-- Start of Task material --
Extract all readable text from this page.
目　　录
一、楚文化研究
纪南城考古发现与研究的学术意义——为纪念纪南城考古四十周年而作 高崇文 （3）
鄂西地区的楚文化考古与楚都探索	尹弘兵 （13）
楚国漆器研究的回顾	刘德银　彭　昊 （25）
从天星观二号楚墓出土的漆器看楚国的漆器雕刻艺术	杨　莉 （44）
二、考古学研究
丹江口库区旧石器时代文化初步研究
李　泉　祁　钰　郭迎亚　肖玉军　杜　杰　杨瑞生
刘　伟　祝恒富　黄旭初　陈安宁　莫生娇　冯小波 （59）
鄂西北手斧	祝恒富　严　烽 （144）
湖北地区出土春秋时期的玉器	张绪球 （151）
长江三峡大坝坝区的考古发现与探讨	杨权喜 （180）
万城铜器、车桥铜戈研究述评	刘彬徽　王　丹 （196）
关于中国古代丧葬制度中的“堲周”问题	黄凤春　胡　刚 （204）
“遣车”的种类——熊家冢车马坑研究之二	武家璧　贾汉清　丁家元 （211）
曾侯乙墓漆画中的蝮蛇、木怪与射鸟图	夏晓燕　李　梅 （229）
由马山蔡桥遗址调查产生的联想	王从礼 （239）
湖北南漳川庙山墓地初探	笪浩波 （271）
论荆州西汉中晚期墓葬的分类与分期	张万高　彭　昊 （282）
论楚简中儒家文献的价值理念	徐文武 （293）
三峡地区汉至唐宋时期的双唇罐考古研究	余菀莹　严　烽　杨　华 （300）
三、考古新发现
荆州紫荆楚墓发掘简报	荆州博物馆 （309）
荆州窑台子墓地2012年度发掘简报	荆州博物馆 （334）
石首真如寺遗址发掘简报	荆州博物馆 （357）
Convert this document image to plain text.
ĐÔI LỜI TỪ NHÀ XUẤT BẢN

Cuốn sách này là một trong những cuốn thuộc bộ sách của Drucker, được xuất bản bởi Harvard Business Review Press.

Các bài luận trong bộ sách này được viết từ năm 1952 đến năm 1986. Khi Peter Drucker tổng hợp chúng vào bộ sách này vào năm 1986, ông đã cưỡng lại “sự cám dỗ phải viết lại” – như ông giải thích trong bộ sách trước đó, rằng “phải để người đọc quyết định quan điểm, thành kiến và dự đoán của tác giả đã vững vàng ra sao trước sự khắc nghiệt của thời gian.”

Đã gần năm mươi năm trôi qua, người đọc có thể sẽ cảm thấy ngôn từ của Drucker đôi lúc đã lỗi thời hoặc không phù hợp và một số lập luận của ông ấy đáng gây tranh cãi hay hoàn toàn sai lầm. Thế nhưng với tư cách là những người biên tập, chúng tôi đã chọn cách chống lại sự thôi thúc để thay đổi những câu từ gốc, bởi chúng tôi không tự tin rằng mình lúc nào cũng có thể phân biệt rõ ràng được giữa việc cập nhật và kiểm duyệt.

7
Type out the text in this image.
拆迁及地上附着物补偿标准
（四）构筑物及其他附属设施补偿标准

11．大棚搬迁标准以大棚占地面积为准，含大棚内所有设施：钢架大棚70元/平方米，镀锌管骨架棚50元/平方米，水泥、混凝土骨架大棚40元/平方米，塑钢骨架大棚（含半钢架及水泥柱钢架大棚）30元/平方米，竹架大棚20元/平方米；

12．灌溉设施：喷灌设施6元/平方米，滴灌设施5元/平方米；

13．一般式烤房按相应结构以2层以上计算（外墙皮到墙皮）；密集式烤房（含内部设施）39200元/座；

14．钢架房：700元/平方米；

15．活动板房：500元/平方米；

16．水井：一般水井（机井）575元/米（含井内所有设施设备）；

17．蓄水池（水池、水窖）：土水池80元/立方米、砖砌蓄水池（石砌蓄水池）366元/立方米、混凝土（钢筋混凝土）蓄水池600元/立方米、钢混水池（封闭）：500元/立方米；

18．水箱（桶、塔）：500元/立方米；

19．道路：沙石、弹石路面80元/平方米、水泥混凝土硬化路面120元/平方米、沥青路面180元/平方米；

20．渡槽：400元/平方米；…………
-- End of Task material --
Your task
Copy out every line of the material above that mentions the word "image".

Exercise solution
Convert this document image to plain text.
Type out the text in this image.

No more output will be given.